# Aim of the task:
Exactly repeat the material, dropping only the pictures.

════

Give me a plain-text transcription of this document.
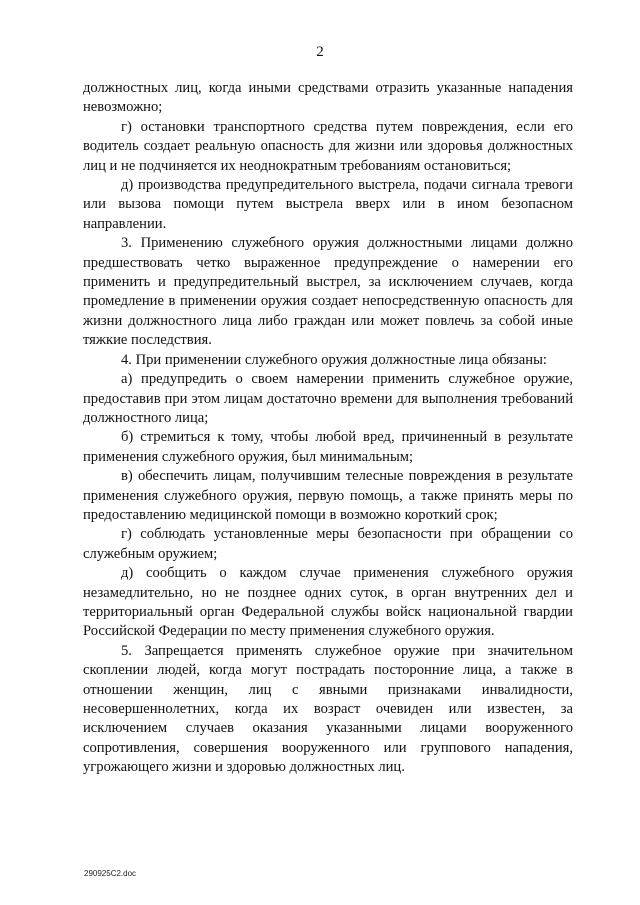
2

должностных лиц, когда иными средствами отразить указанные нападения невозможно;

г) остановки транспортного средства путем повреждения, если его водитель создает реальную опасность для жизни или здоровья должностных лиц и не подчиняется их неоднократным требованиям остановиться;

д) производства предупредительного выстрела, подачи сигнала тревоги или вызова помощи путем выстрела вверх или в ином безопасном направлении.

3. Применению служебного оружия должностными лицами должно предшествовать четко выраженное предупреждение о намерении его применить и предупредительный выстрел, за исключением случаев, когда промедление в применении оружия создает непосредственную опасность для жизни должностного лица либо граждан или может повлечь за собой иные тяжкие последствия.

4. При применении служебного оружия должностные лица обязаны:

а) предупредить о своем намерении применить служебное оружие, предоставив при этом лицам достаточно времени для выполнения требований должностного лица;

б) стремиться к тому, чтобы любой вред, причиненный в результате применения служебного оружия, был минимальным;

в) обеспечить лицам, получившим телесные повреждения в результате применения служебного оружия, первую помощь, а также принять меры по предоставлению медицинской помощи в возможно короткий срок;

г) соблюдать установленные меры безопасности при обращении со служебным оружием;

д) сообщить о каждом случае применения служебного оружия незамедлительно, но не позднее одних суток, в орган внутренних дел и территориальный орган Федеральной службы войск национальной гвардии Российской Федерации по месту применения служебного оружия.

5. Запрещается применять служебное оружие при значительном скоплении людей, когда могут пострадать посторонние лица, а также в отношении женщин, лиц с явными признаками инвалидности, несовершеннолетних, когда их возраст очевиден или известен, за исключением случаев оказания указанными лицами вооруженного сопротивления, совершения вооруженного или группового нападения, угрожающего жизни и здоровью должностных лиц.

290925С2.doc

════

# Output below:
Give me a plain-text transcription of this document.
2

должностных лиц, когда иными средствами отразить указанные нападения невозможно;

г) остановки транспортного средства путем повреждения, если его водитель создает реальную опасность для жизни или здоровья должностных лиц и не подчиняется их неоднократным требованиям остановиться;

д) производства предупредительного выстрела, подачи сигнала тревоги или вызова помощи путем выстрела вверх или в ином безопасном направлении.

3. Применению служебного оружия должностными лицами должно предшествовать четко выраженное предупреждение о намерении его применить и предупредительный выстрел, за исключением случаев, когда промедление в применении оружия создает непосредственную опасность для жизни должностного лица либо граждан или может повлечь за собой иные тяжкие последствия.

4. При применении служебного оружия должностные лица обязаны:

а) предупредить о своем намерении применить служебное оружие, предоставив при этом лицам достаточно времени для выполнения требований должностного лица;

б) стремиться к тому, чтобы любой вред, причиненный в результате применения служебного оружия, был минимальным;

в) обеспечить лицам, получившим телесные повреждения в результате применения служебного оружия, первую помощь, а также принять меры по предоставлению медицинской помощи в возможно короткий срок;

г) соблюдать установленные меры безопасности при обращении со служебным оружием;

д) сообщить о каждом случае применения служебного оружия незамедлительно, но не позднее одних суток, в орган внутренних дел и территориальный орган Федеральной службы войск национальной гвардии Российской Федерации по месту применения служебного оружия.

5. Запрещается применять служебное оружие при значительном скоплении людей, когда могут пострадать посторонние лица, а также в отношении женщин, лиц с явными признаками инвалидности, несовершеннолетних, когда их возраст очевиден или известен, за исключением случаев оказания указанными лицами вооруженного сопротивления, совершения вооруженного или группового нападения, угрожающего жизни и здоровью должностных лиц.

290925С2.doc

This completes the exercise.